▸ Task instructions
Copy every one of the entries below line for line, leaving each character as it is.

▸ Supplied entries
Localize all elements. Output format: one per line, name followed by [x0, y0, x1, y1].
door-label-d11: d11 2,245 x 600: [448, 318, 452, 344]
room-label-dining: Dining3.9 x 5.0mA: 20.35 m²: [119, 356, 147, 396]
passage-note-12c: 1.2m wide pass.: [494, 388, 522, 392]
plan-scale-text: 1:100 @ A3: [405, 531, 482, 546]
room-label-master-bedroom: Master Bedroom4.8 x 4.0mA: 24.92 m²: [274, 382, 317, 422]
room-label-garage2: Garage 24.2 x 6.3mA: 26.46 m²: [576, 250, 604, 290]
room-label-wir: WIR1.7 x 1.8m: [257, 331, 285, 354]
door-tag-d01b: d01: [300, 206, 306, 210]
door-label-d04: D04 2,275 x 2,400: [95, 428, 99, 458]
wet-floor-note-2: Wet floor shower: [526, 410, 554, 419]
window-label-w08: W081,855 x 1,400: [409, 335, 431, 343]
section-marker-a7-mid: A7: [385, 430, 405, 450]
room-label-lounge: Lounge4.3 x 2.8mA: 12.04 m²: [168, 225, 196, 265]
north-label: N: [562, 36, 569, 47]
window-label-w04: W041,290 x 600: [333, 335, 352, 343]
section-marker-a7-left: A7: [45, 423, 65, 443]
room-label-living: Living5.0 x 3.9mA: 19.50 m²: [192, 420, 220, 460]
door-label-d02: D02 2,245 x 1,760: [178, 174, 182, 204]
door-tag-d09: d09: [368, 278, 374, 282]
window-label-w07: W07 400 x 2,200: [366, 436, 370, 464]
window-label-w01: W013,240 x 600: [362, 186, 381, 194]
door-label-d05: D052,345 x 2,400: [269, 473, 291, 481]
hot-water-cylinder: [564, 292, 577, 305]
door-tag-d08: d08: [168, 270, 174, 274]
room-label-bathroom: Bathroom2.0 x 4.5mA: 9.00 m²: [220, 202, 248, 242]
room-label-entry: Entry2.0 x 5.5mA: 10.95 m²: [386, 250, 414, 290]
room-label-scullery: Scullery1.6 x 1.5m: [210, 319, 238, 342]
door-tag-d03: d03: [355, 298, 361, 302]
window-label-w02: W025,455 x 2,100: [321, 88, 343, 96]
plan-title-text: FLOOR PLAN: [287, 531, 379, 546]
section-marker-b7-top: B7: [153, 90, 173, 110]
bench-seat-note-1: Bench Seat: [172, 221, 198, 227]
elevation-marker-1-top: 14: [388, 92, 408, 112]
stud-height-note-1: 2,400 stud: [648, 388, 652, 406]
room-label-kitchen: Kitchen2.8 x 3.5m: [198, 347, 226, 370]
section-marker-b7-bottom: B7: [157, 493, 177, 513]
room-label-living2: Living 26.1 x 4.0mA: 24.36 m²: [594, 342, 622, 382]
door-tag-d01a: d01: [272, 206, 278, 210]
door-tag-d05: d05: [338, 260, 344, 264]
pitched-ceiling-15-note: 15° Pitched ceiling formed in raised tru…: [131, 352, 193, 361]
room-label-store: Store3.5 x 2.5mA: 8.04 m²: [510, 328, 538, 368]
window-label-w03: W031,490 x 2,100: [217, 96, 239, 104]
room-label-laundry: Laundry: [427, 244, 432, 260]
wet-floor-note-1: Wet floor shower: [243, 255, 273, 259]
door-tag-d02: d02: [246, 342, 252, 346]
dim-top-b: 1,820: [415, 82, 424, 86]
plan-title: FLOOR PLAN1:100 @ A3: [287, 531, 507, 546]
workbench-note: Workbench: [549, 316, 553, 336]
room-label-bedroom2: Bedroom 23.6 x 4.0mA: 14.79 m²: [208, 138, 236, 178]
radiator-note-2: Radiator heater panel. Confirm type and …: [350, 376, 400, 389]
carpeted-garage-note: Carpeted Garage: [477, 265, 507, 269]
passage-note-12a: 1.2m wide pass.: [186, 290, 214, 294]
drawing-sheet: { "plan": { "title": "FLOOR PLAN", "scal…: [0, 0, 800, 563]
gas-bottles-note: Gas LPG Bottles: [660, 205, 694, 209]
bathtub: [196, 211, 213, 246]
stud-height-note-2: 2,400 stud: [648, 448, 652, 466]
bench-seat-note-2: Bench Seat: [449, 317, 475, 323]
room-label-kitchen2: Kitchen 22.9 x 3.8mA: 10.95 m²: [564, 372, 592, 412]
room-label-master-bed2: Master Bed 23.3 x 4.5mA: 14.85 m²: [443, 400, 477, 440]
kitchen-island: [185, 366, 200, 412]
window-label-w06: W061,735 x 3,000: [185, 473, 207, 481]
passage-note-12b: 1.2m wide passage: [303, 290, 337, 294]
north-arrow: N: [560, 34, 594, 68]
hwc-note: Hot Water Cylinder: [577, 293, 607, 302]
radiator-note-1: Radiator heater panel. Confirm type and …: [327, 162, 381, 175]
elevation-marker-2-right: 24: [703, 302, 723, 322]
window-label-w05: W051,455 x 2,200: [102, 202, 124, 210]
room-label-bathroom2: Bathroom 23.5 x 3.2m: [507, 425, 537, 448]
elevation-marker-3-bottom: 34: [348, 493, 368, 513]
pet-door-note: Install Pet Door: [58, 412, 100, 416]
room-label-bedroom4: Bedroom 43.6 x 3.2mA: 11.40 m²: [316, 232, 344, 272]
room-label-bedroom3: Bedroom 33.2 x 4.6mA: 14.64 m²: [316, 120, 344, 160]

▸ Worked solution
Localize all elements. Output format: one per line, name followed by [x0, y0, x1, y1].
door-label-d11: d11 2,245 x 600: [448, 318, 452, 344]
room-label-dining: Dining3.9 x 5.0mA: 20.35 m²: [119, 356, 147, 396]
passage-note-12c: 1.2m wide pass.: [494, 388, 522, 392]
plan-scale-text: 1:100 @ A3: [405, 531, 482, 546]
room-label-master-bedroom: Master Bedroom4.8 x 4.0mA: 24.92 m²: [274, 382, 317, 422]
room-label-garage2: Garage 24.2 x 6.3mA: 26.46 m²: [576, 250, 604, 290]
room-label-wir: WIR1.7 x 1.8m: [257, 331, 285, 354]
door-tag-d01b: d01: [300, 206, 306, 210]
door-label-d04: D04 2,275 x 2,400: [95, 428, 99, 458]
wet-floor-note-2: Wet floor shower: [526, 410, 554, 419]
window-label-w08: W081,855 x 1,400: [409, 335, 431, 343]
section-marker-a7-mid: A7: [385, 430, 405, 450]
room-label-lounge: Lounge4.3 x 2.8mA: 12.04 m²: [168, 225, 196, 265]
north-label: N: [562, 36, 569, 47]
window-label-w04: W041,290 x 600: [333, 335, 352, 343]
section-marker-a7-left: A7: [45, 423, 65, 443]
room-label-living: Living5.0 x 3.9mA: 19.50 m²: [192, 420, 220, 460]
door-label-d02: D02 2,245 x 1,760: [178, 174, 182, 204]
door-tag-d09: d09: [368, 278, 374, 282]
window-label-w07: W07 400 x 2,200: [366, 436, 370, 464]
window-label-w01: W013,240 x 600: [362, 186, 381, 194]
door-label-d05: D052,345 x 2,400: [269, 473, 291, 481]
hot-water-cylinder: [564, 292, 577, 305]
door-tag-d08: d08: [168, 270, 174, 274]
room-label-bathroom: Bathroom2.0 x 4.5mA: 9.00 m²: [220, 202, 248, 242]
room-label-entry: Entry2.0 x 5.5mA: 10.95 m²: [386, 250, 414, 290]
room-label-scullery: Scullery1.6 x 1.5m: [210, 319, 238, 342]
door-tag-d03: d03: [355, 298, 361, 302]
window-label-w02: W025,455 x 2,100: [321, 88, 343, 96]
plan-title-text: FLOOR PLAN: [287, 531, 379, 546]
section-marker-b7-top: B7: [153, 90, 173, 110]
bench-seat-note-1: Bench Seat: [172, 221, 198, 227]
elevation-marker-1-top: 14: [388, 92, 408, 112]
stud-height-note-1: 2,400 stud: [648, 388, 652, 406]
room-label-kitchen: Kitchen2.8 x 3.5m: [198, 347, 226, 370]
section-marker-b7-bottom: B7: [157, 493, 177, 513]
room-label-living2: Living 26.1 x 4.0mA: 24.36 m²: [594, 342, 622, 382]
door-tag-d01a: d01: [272, 206, 278, 210]
door-tag-d05: d05: [338, 260, 344, 264]
pitched-ceiling-15-note: 15° Pitched ceiling formed in raised tru…: [131, 352, 193, 361]
room-label-store: Store3.5 x 2.5mA: 8.04 m²: [510, 328, 538, 368]
window-label-w03: W031,490 x 2,100: [217, 96, 239, 104]
room-label-laundry: Laundry: [427, 244, 432, 260]
wet-floor-note-1: Wet floor shower: [243, 255, 273, 259]
door-tag-d02: d02: [246, 342, 252, 346]
dim-top-b: 1,820: [415, 82, 424, 86]
plan-title: FLOOR PLAN1:100 @ A3: [287, 531, 507, 546]
workbench-note: Workbench: [549, 316, 553, 336]
room-label-bedroom2: Bedroom 23.6 x 4.0mA: 14.79 m²: [208, 138, 236, 178]
radiator-note-2: Radiator heater panel. Confirm type and …: [350, 376, 400, 389]
carpeted-garage-note: Carpeted Garage: [477, 265, 507, 269]
passage-note-12a: 1.2m wide pass.: [186, 290, 214, 294]
drawing-sheet: { "plan": { "title": "FLOOR PLAN", "scal…: [0, 0, 800, 563]
gas-bottles-note: Gas LPG Bottles: [660, 205, 694, 209]
bathtub: [196, 211, 213, 246]
stud-height-note-2: 2,400 stud: [648, 448, 652, 466]
bench-seat-note-2: Bench Seat: [449, 317, 475, 323]
room-label-kitchen2: Kitchen 22.9 x 3.8mA: 10.95 m²: [564, 372, 592, 412]
room-label-master-bed2: Master Bed 23.3 x 4.5mA: 14.85 m²: [443, 400, 477, 440]
kitchen-island: [185, 366, 200, 412]
window-label-w06: W061,735 x 3,000: [185, 473, 207, 481]
passage-note-12b: 1.2m wide passage: [303, 290, 337, 294]
north-arrow: N: [560, 34, 594, 68]
hwc-note: Hot Water Cylinder: [577, 293, 607, 302]
radiator-note-1: Radiator heater panel. Confirm type and …: [327, 162, 381, 175]
elevation-marker-2-right: 24: [703, 302, 723, 322]
window-label-w05: W051,455 x 2,200: [102, 202, 124, 210]
room-label-bathroom2: Bathroom 23.5 x 3.2m: [507, 425, 537, 448]
elevation-marker-3-bottom: 34: [348, 493, 368, 513]
pet-door-note: Install Pet Door: [58, 412, 100, 416]
room-label-bedroom4: Bedroom 43.6 x 3.2mA: 11.40 m²: [316, 232, 344, 272]
room-label-bedroom3: Bedroom 33.2 x 4.6mA: 14.64 m²: [316, 120, 344, 160]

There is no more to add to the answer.